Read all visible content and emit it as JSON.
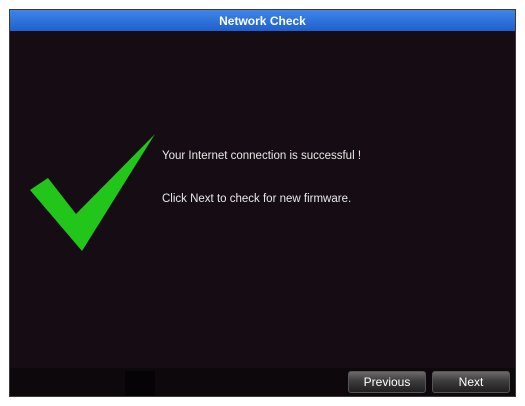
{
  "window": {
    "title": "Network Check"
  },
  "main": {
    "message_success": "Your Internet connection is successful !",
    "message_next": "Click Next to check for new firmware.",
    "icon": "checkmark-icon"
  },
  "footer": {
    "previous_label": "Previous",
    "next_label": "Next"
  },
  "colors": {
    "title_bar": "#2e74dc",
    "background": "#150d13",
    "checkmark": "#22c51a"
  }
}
---
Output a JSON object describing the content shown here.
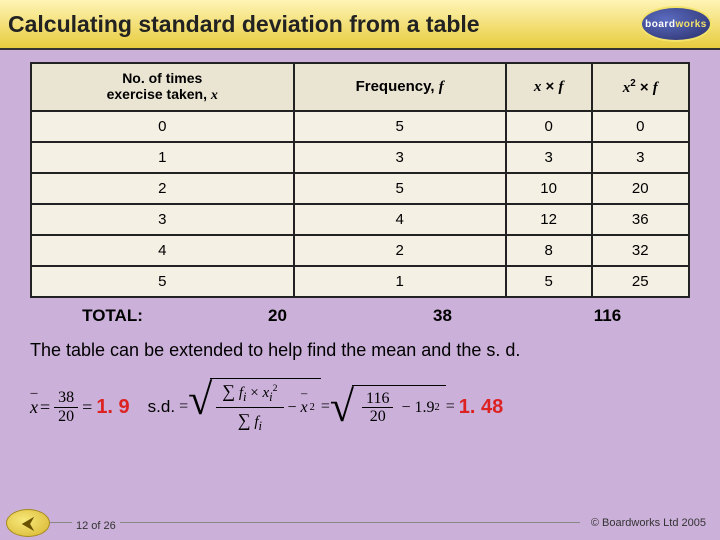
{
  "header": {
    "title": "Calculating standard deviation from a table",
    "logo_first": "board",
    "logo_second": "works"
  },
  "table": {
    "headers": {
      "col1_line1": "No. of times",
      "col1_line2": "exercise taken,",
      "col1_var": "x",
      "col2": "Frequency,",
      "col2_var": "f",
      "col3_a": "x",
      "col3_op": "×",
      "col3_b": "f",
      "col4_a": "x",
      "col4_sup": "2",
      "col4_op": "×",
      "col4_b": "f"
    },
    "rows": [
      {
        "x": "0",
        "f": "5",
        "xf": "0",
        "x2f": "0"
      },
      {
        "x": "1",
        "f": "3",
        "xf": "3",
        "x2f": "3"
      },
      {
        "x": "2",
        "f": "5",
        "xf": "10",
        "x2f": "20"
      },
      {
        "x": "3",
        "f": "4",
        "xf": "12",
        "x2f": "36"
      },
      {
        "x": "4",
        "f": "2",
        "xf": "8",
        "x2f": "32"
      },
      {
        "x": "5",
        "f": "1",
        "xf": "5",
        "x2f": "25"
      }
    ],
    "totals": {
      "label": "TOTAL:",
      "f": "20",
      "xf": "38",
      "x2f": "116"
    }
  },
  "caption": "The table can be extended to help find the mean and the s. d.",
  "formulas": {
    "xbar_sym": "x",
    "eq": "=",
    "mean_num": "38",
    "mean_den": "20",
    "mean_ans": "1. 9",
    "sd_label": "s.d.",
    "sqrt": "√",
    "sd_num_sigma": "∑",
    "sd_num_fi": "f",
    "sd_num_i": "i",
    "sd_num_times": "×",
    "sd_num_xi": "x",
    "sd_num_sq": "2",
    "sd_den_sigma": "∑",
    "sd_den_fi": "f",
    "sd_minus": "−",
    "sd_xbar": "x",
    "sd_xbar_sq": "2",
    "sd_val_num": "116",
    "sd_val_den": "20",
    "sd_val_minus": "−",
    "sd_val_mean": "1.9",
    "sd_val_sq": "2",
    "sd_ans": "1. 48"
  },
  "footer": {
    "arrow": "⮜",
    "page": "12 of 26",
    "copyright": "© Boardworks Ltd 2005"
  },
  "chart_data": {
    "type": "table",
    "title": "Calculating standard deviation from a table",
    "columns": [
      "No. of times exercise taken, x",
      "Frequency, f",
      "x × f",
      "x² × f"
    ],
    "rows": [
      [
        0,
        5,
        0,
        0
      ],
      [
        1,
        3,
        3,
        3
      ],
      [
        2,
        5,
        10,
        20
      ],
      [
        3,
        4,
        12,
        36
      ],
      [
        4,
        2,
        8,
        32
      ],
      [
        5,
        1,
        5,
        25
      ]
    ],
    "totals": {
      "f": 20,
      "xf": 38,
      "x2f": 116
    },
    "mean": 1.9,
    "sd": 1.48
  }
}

Stated goal: Of the lines in this data, how many contain "checkmark"? Reply with only the number.

Reply to the task: 2